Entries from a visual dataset
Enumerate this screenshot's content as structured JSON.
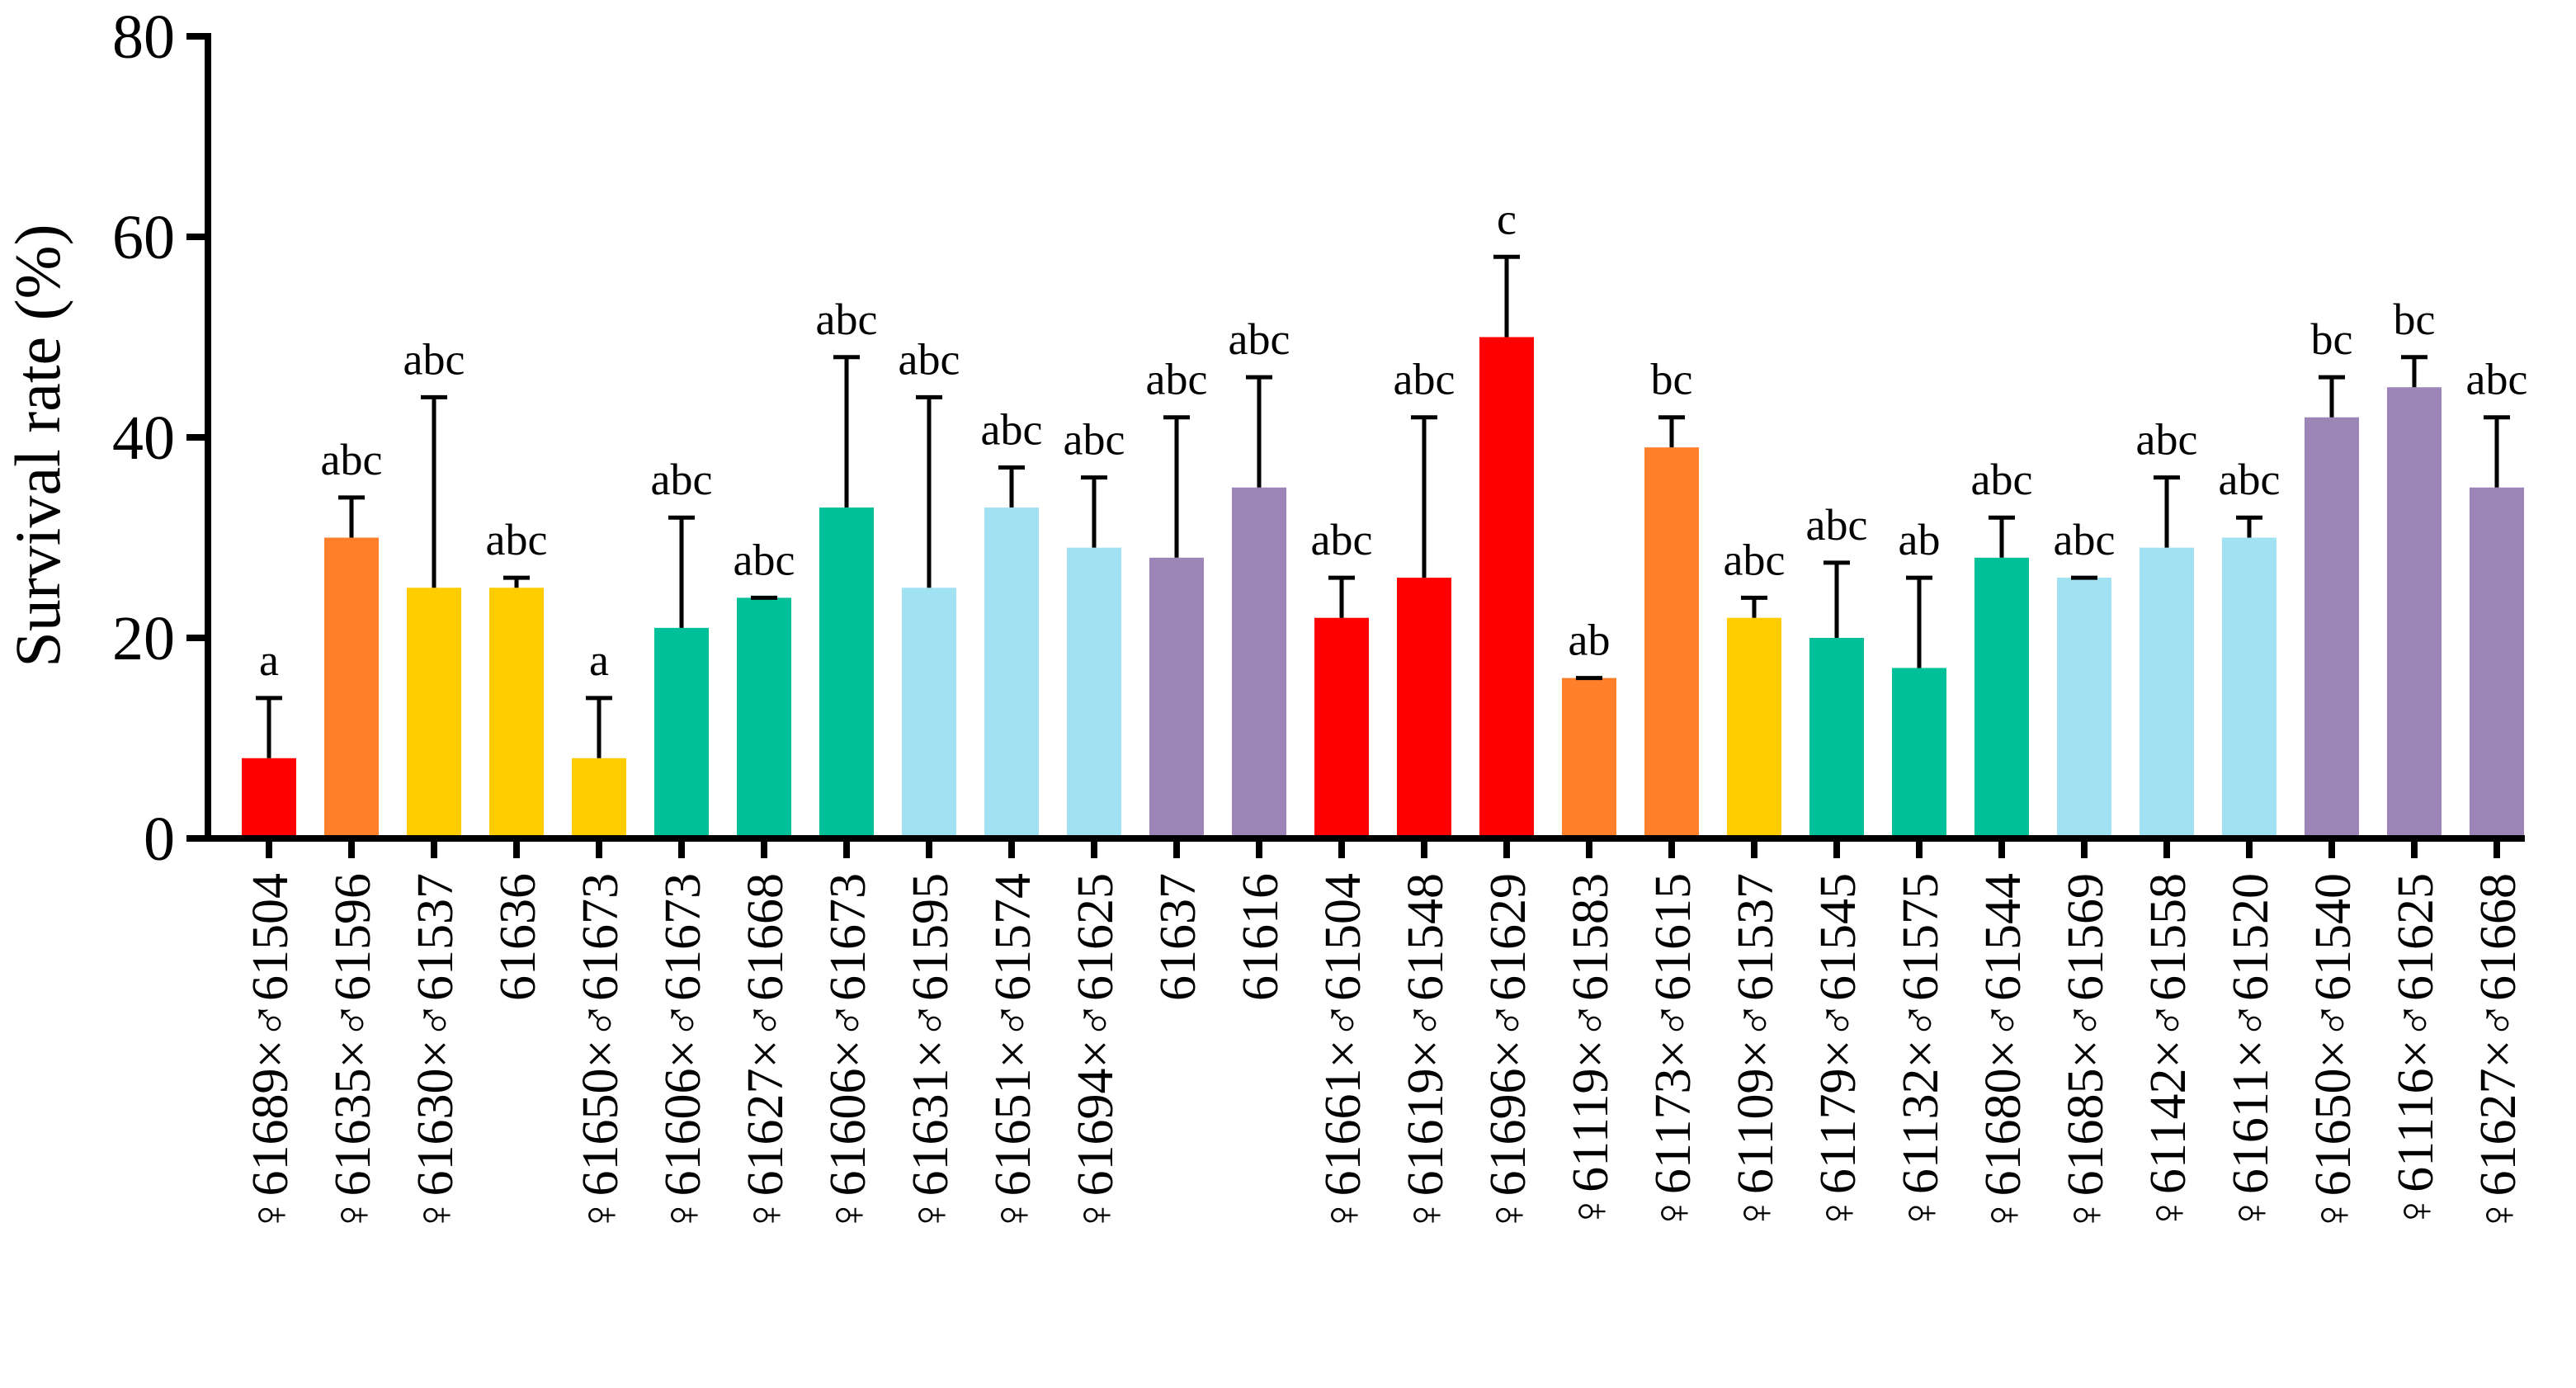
{
  "chart_data": {
    "type": "bar",
    "title": "",
    "xlabel": "",
    "ylabel": "Survival rate (%)",
    "ylim": [
      0,
      80
    ],
    "yticks": [
      0,
      20,
      40,
      60,
      80
    ],
    "grid": false,
    "legend": "none",
    "categories": [
      "♀61689×♂61504",
      "♀61635×♂61596",
      "♀61630×♂61537",
      "61636",
      "♀61650×♂61673",
      "♀61606×♂61673",
      "♀61627×♂61668",
      "♀61606×♂61673",
      "♀61631×♂61595",
      "♀61651×♂61574",
      "♀61694×♂61625",
      "61637",
      "61616",
      "♀61661×♂61504",
      "♀61619×♂61548",
      "♀61696×♂61629",
      "♀61119×♂61583",
      "♀61173×♂61615",
      "♀61109×♂61537",
      "♀61179×♂61545",
      "♀61132×♂61575",
      "♀61680×♂61544",
      "♀61685×♂61569",
      "♀61142×♂61558",
      "♀61611×♂61520",
      "♀61650×♂61540",
      "♀61116×♂61625",
      "♀61627×♂61668"
    ],
    "values": [
      8,
      30,
      25,
      25,
      8,
      21,
      24,
      33,
      25,
      33,
      29,
      28,
      35,
      22,
      26,
      50,
      16,
      39,
      22,
      20,
      17,
      28,
      26,
      29,
      30,
      42,
      45,
      35
    ],
    "error_upper": [
      14,
      34,
      44,
      26,
      14,
      32,
      24,
      48,
      44,
      37,
      36,
      42,
      46,
      26,
      42,
      58,
      16,
      42,
      24,
      27.5,
      26,
      32,
      26,
      36,
      32,
      46,
      48,
      42
    ],
    "significance": [
      "a",
      "abc",
      "abc",
      "abc",
      "a",
      "abc",
      "abc",
      "abc",
      "abc",
      "abc",
      "abc",
      "abc",
      "abc",
      "abc",
      "abc",
      "c",
      "ab",
      "bc",
      "abc",
      "abc",
      "ab",
      "abc",
      "abc",
      "abc",
      "abc",
      "bc",
      "bc",
      "abc"
    ],
    "bar_colors": [
      "#ff0000",
      "#ff7f2a",
      "#ffcc00",
      "#ffcc00",
      "#ffcc00",
      "#00c09a",
      "#00c09a",
      "#00c09a",
      "#a0e2f1",
      "#a0e2f1",
      "#a0e2f1",
      "#9b86b7",
      "#9b86b7",
      "#ff0000",
      "#ff0000",
      "#ff0000",
      "#ff7f2a",
      "#ff7f2a",
      "#ffcc00",
      "#00c09a",
      "#00c09a",
      "#00c09a",
      "#a0e2f1",
      "#a0e2f1",
      "#a0e2f1",
      "#9b86b7",
      "#9b86b7",
      "#9b86b7"
    ]
  }
}
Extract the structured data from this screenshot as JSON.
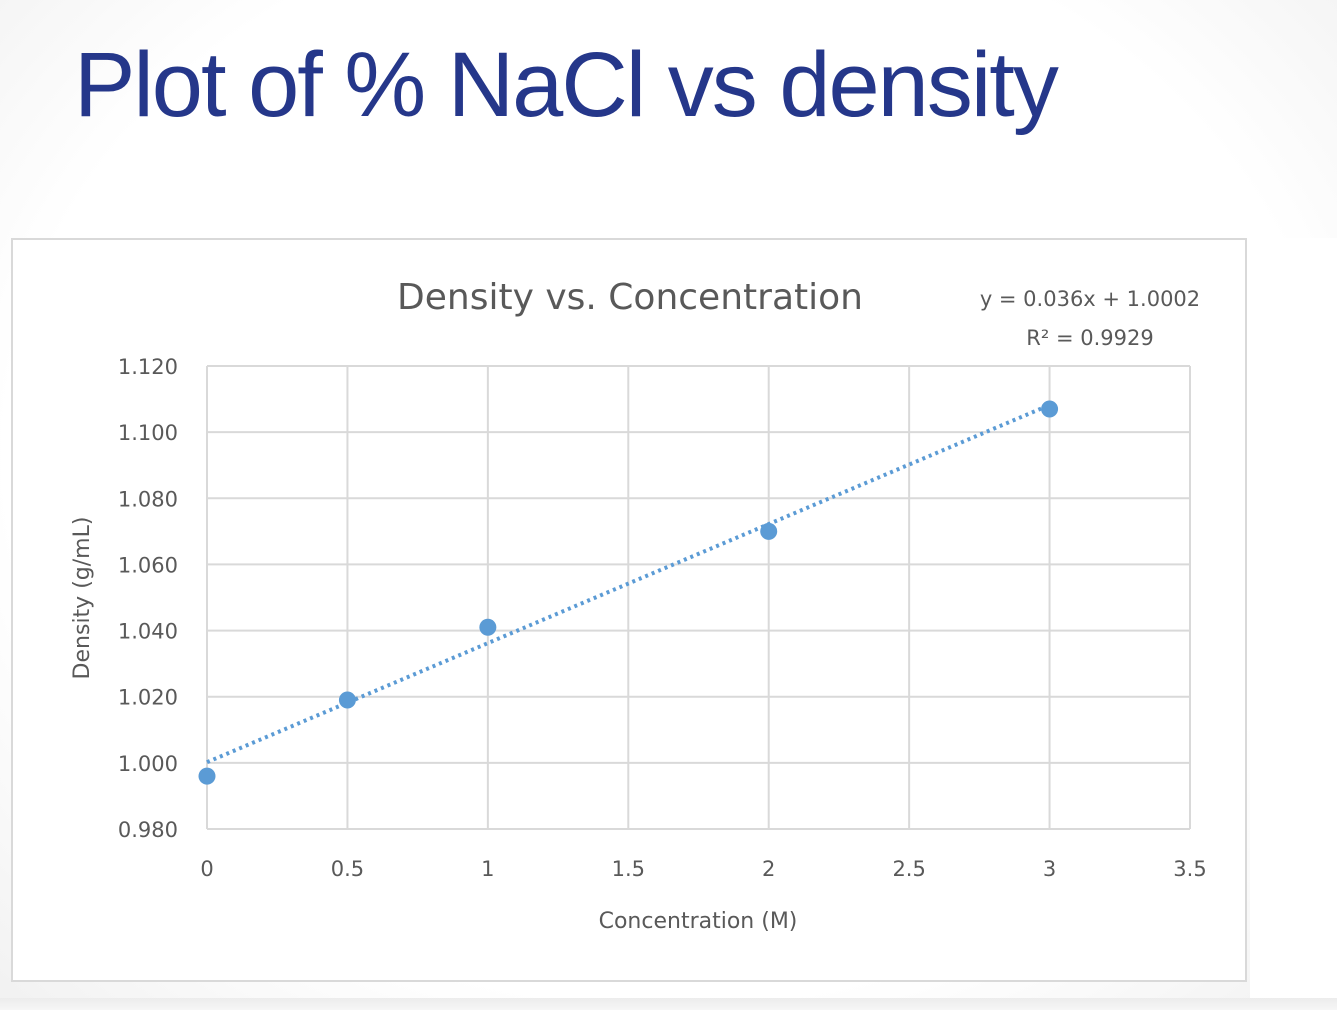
{
  "slide": {
    "title": "Plot of % NaCl vs density"
  },
  "chart_data": {
    "type": "scatter",
    "title": "Density vs. Concentration",
    "xlabel": "Concentration (M)",
    "ylabel": "Density (g/mL)",
    "xlim": [
      0,
      3.5
    ],
    "ylim": [
      0.98,
      1.12
    ],
    "xticks": [
      0,
      0.5,
      1,
      1.5,
      2,
      2.5,
      3,
      3.5
    ],
    "xtick_labels": [
      "0",
      "0.5",
      "1",
      "1.5",
      "2",
      "2.5",
      "3",
      "3.5"
    ],
    "yticks": [
      0.98,
      1.0,
      1.02,
      1.04,
      1.06,
      1.08,
      1.1,
      1.12
    ],
    "ytick_labels": [
      "0.980",
      "1.000",
      "1.020",
      "1.040",
      "1.060",
      "1.080",
      "1.100",
      "1.120"
    ],
    "grid": true,
    "series": [
      {
        "name": "Density",
        "x": [
          0,
          0.5,
          1,
          2,
          3
        ],
        "y": [
          0.996,
          1.019,
          1.041,
          1.07,
          1.107
        ],
        "color": "#5b9bd5"
      }
    ],
    "trendline": {
      "type": "linear",
      "slope": 0.036,
      "intercept": 1.0002,
      "x_range": [
        0,
        3
      ],
      "style": "dotted",
      "color": "#5b9bd5",
      "equation_label": "y = 0.036x + 1.0002",
      "r2_label": "R² = 0.9929"
    }
  },
  "colors": {
    "title": "#25378a",
    "text": "#595959",
    "grid": "#d9d9d9",
    "marker": "#5b9bd5"
  }
}
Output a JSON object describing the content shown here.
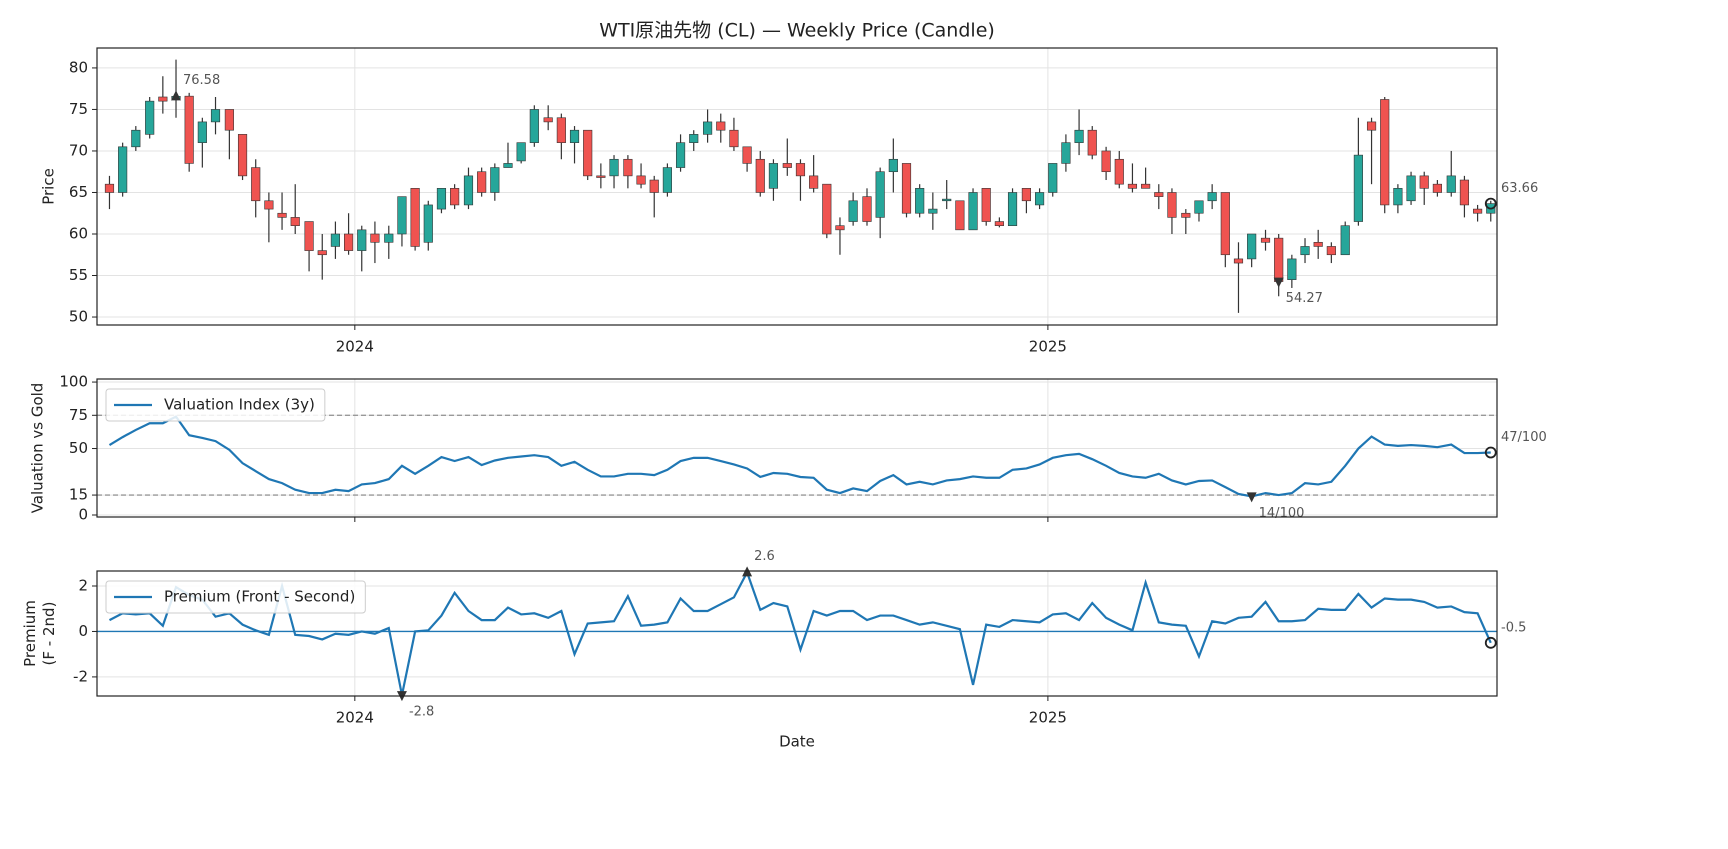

▸ **WHAT YOU NEED TO DO**: Repeat the data in full and exactly. Omit pictures.

▸ **EXERCISE OUTPUT**:
Enumerate this screenshot's content as structured JSON.
{
  "chart_data": {
    "type": "bar",
    "title": "",
    "xlabel": "",
    "ylabel": "Survival rate (%)",
    "ylim": [
      0,
      80
    ],
    "yticks": [
      0,
      20,
      40,
      60,
      80
    ],
    "grid": false,
    "legend": "none",
    "categories": [
      "♀61689×♂61504",
      "♀61635×♂61596",
      "♀61630×♂61537",
      "61636",
      "♀61650×♂61673",
      "♀61606×♂61673",
      "♀61627×♂61668",
      "♀61606×♂61673",
      "♀61631×♂61595",
      "♀61651×♂61574",
      "♀61694×♂61625",
      "61637",
      "61616",
      "♀61661×♂61504",
      "♀61619×♂61548",
      "♀61696×♂61629",
      "♀61119×♂61583",
      "♀61173×♂61615",
      "♀61109×♂61537",
      "♀61179×♂61545",
      "♀61132×♂61575",
      "♀61680×♂61544",
      "♀61685×♂61569",
      "♀61142×♂61558",
      "♀61611×♂61520",
      "♀61650×♂61540",
      "♀61116×♂61625",
      "♀61627×♂61668"
    ],
    "values": [
      8,
      30,
      25,
      25,
      8,
      21,
      24,
      33,
      25,
      33,
      29,
      28,
      35,
      22,
      26,
      50,
      16,
      39,
      22,
      20,
      17,
      28,
      26,
      29,
      30,
      42,
      45,
      35
    ],
    "error_upper": [
      14,
      34,
      44,
      26,
      14,
      32,
      24,
      48,
      44,
      37,
      36,
      42,
      46,
      26,
      42,
      58,
      16,
      42,
      24,
      27.5,
      26,
      32,
      26,
      36,
      32,
      46,
      48,
      42
    ],
    "significance": [
      "a",
      "abc",
      "abc",
      "abc",
      "a",
      "abc",
      "abc",
      "abc",
      "abc",
      "abc",
      "abc",
      "abc",
      "abc",
      "abc",
      "abc",
      "c",
      "ab",
      "bc",
      "abc",
      "abc",
      "ab",
      "abc",
      "abc",
      "abc",
      "abc",
      "bc",
      "bc",
      "abc"
    ],
    "bar_colors": [
      "#ff0000",
      "#ff7f2a",
      "#ffcc00",
      "#ffcc00",
      "#ffcc00",
      "#00c09a",
      "#00c09a",
      "#00c09a",
      "#a0e2f1",
      "#a0e2f1",
      "#a0e2f1",
      "#9b86b7",
      "#9b86b7",
      "#ff0000",
      "#ff0000",
      "#ff0000",
      "#ff7f2a",
      "#ff7f2a",
      "#ffcc00",
      "#00c09a",
      "#00c09a",
      "#00c09a",
      "#a0e2f1",
      "#a0e2f1",
      "#a0e2f1",
      "#9b86b7",
      "#9b86b7",
      "#9b86b7"
    ]
  }
}
Extract the structured data from this screenshot as JSON.
{
  "slide": {
    "title": "Plot of % NaCl vs density"
  },
  "chart_data": {
    "type": "scatter",
    "title": "Density vs. Concentration",
    "xlabel": "Concentration (M)",
    "ylabel": "Density (g/mL)",
    "xlim": [
      0,
      3.5
    ],
    "ylim": [
      0.98,
      1.12
    ],
    "xticks": [
      0,
      0.5,
      1,
      1.5,
      2,
      2.5,
      3,
      3.5
    ],
    "xtick_labels": [
      "0",
      "0.5",
      "1",
      "1.5",
      "2",
      "2.5",
      "3",
      "3.5"
    ],
    "yticks": [
      0.98,
      1.0,
      1.02,
      1.04,
      1.06,
      1.08,
      1.1,
      1.12
    ],
    "ytick_labels": [
      "0.980",
      "1.000",
      "1.020",
      "1.040",
      "1.060",
      "1.080",
      "1.100",
      "1.120"
    ],
    "grid": true,
    "series": [
      {
        "name": "Density",
        "x": [
          0,
          0.5,
          1,
          2,
          3
        ],
        "y": [
          0.996,
          1.019,
          1.041,
          1.07,
          1.107
        ],
        "color": "#5b9bd5"
      }
    ],
    "trendline": {
      "type": "linear",
      "slope": 0.036,
      "intercept": 1.0002,
      "x_range": [
        0,
        3
      ],
      "style": "dotted",
      "color": "#5b9bd5",
      "equation_label": "y = 0.036x + 1.0002",
      "r2_label": "R² = 0.9929"
    }
  },
  "colors": {
    "title": "#25378a",
    "text": "#595959",
    "grid": "#d9d9d9",
    "marker": "#5b9bd5"
  }
}
Output a JSON object describing the content shown here.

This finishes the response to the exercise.